Dataset rows
:::

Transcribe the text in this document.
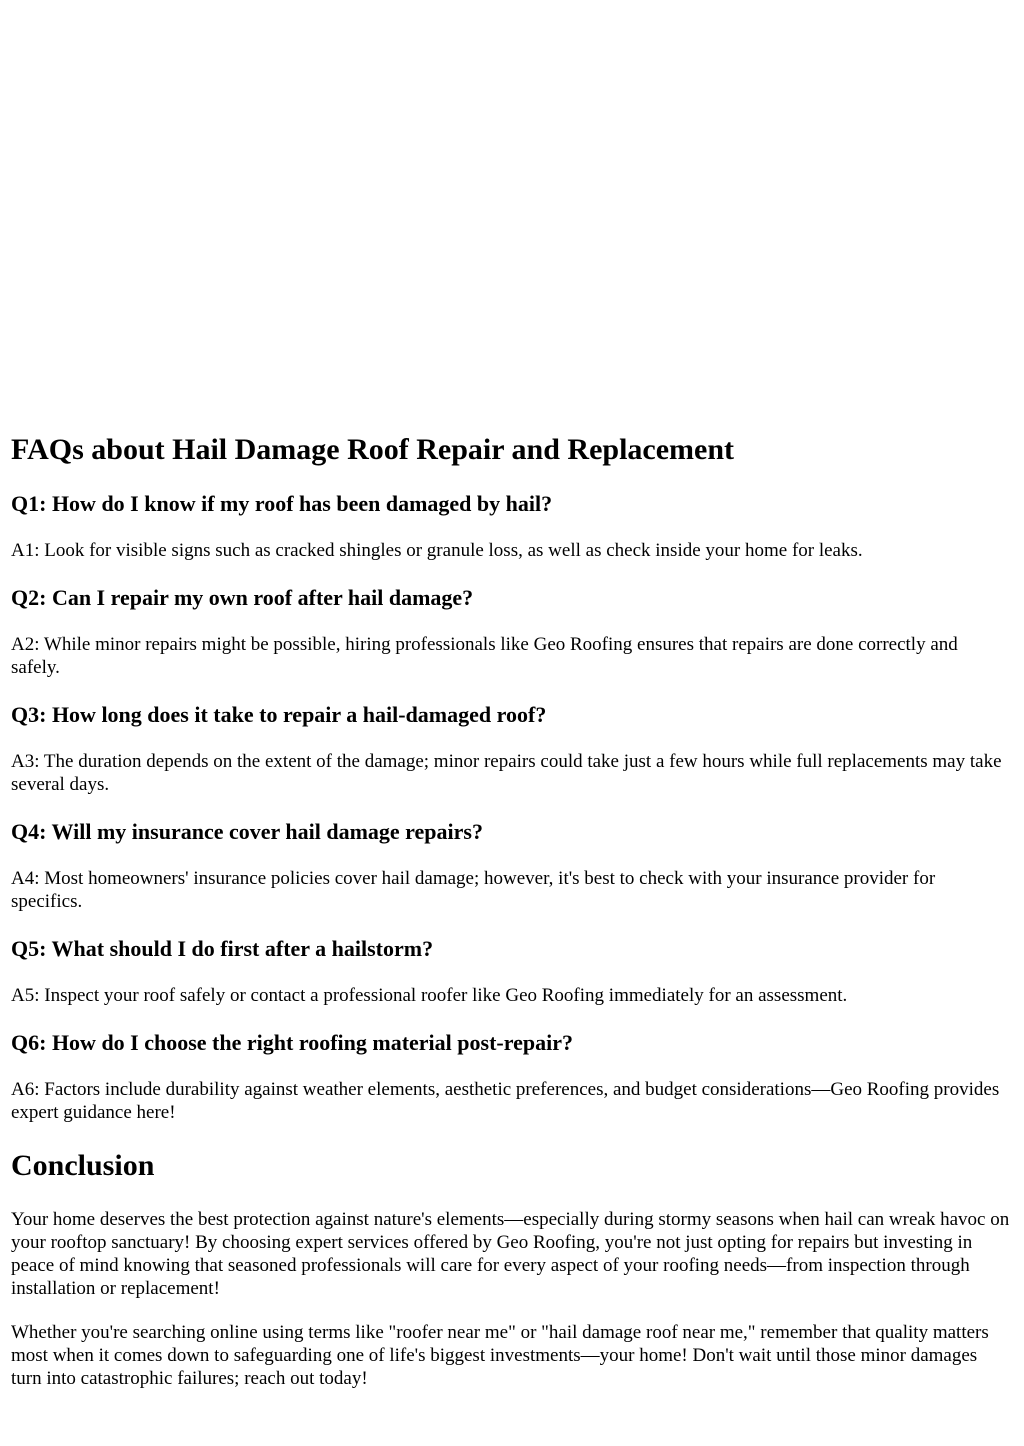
FAQs about Hail Damage Roof Repair and Replacement
Q1: How do I know if my roof has been damaged by hail?

A1: Look for visible signs such as cracked shingles or granule loss, as well as check inside your home for leaks.

Q2: Can I repair my own roof after hail damage?

A2: While minor repairs might be possible, hiring professionals like Geo Roofing ensures that repairs are done correctly and safely.

Q3: How long does it take to repair a hail-damaged roof?

A3: The duration depends on the extent of the damage; minor repairs could take just a few hours while full replacements may take several days.

Q4: Will my insurance cover hail damage repairs?

A4: Most homeowners' insurance policies cover hail damage; however, it's best to check with your insurance provider for specifics.

Q5: What should I do first after a hailstorm?

A5: Inspect your roof safely or contact a professional roofer like Geo Roofing immediately for an assessment.

Q6: How do I choose the right roofing material post-repair?

A6: Factors include durability against weather elements, aesthetic preferences, and budget considerations—Geo Roofing provides expert guidance here!

Conclusion

Your home deserves the best protection against nature's elements—especially during stormy seasons when hail can wreak havoc on your rooftop sanctuary! By choosing expert services offered by Geo Roofing, you're not just opting for repairs but investing in peace of mind knowing that seasoned professionals will care for every aspect of your roofing needs—from inspection through installation or replacement!

Whether you're searching online using terms like "roofer near me" or "hail damage roof near me," remember that quality matters most when it comes down to safeguarding one of life's biggest investments—your home! Don't wait until those minor damages turn into catastrophic failures; reach out today!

:::

**Task brief**
Find every line in the records that contains the word "best"; copy those lines.

**Solution to this problem**
A4: Most homeowners' insurance policies cover hail damage; however, it's best to check with your insurance provider for specifics.
Your home deserves the best protection against nature's elements—especially during stormy seasons when hail can wreak havoc on your rooftop sanctuary! By choosing expert services offered by Geo Roofing, you're not just opting for repairs but investing in peace of mind knowing that seasoned professionals will care for every aspect of your roofing needs—from inspection through installation or replacement!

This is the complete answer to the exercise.